[Data records]
+++

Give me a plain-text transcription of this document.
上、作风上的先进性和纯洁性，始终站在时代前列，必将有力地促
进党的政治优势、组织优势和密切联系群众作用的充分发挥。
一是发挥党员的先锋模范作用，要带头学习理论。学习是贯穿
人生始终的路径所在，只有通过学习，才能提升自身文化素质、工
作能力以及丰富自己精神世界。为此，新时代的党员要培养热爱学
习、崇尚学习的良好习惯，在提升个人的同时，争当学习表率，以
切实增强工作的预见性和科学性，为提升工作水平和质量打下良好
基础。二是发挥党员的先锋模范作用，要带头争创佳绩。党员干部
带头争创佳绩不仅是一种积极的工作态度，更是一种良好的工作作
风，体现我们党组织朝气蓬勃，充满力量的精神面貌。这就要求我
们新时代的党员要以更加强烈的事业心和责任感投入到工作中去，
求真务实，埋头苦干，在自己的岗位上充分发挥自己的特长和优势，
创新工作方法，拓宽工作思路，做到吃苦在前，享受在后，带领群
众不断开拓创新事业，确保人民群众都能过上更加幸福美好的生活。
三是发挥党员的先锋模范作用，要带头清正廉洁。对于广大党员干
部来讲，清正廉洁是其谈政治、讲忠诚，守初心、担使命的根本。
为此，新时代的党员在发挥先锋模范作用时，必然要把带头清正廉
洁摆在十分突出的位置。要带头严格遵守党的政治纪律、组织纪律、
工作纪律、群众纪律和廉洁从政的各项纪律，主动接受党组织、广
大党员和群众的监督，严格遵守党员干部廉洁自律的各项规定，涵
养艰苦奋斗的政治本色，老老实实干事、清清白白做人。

+++

Directions:
Output the complete data exactly as written.

Complete response:
Give me a plain-text transcription of this document.
上、作风上的先进性和纯洁性，始终站在时代前列，必将有力地促
进党的政治优势、组织优势和密切联系群众作用的充分发挥。
一是发挥党员的先锋模范作用，要带头学习理论。学习是贯穿
人生始终的路径所在，只有通过学习，才能提升自身文化素质、工
作能力以及丰富自己精神世界。为此，新时代的党员要培养热爱学
习、崇尚学习的良好习惯，在提升个人的同时，争当学习表率，以
切实增强工作的预见性和科学性，为提升工作水平和质量打下良好
基础。二是发挥党员的先锋模范作用，要带头争创佳绩。党员干部
带头争创佳绩不仅是一种积极的工作态度，更是一种良好的工作作
风，体现我们党组织朝气蓬勃，充满力量的精神面貌。这就要求我
们新时代的党员要以更加强烈的事业心和责任感投入到工作中去，
求真务实，埋头苦干，在自己的岗位上充分发挥自己的特长和优势，
创新工作方法，拓宽工作思路，做到吃苦在前，享受在后，带领群
众不断开拓创新事业，确保人民群众都能过上更加幸福美好的生活。
三是发挥党员的先锋模范作用，要带头清正廉洁。对于广大党员干
部来讲，清正廉洁是其谈政治、讲忠诚，守初心、担使命的根本。
为此，新时代的党员在发挥先锋模范作用时，必然要把带头清正廉
洁摆在十分突出的位置。要带头严格遵守党的政治纪律、组织纪律、
工作纪律、群众纪律和廉洁从政的各项纪律，主动接受党组织、广
大党员和群众的监督，严格遵守党员干部廉洁自律的各项规定，涵
养艰苦奋斗的政治本色，老老实实干事、清清白白做人。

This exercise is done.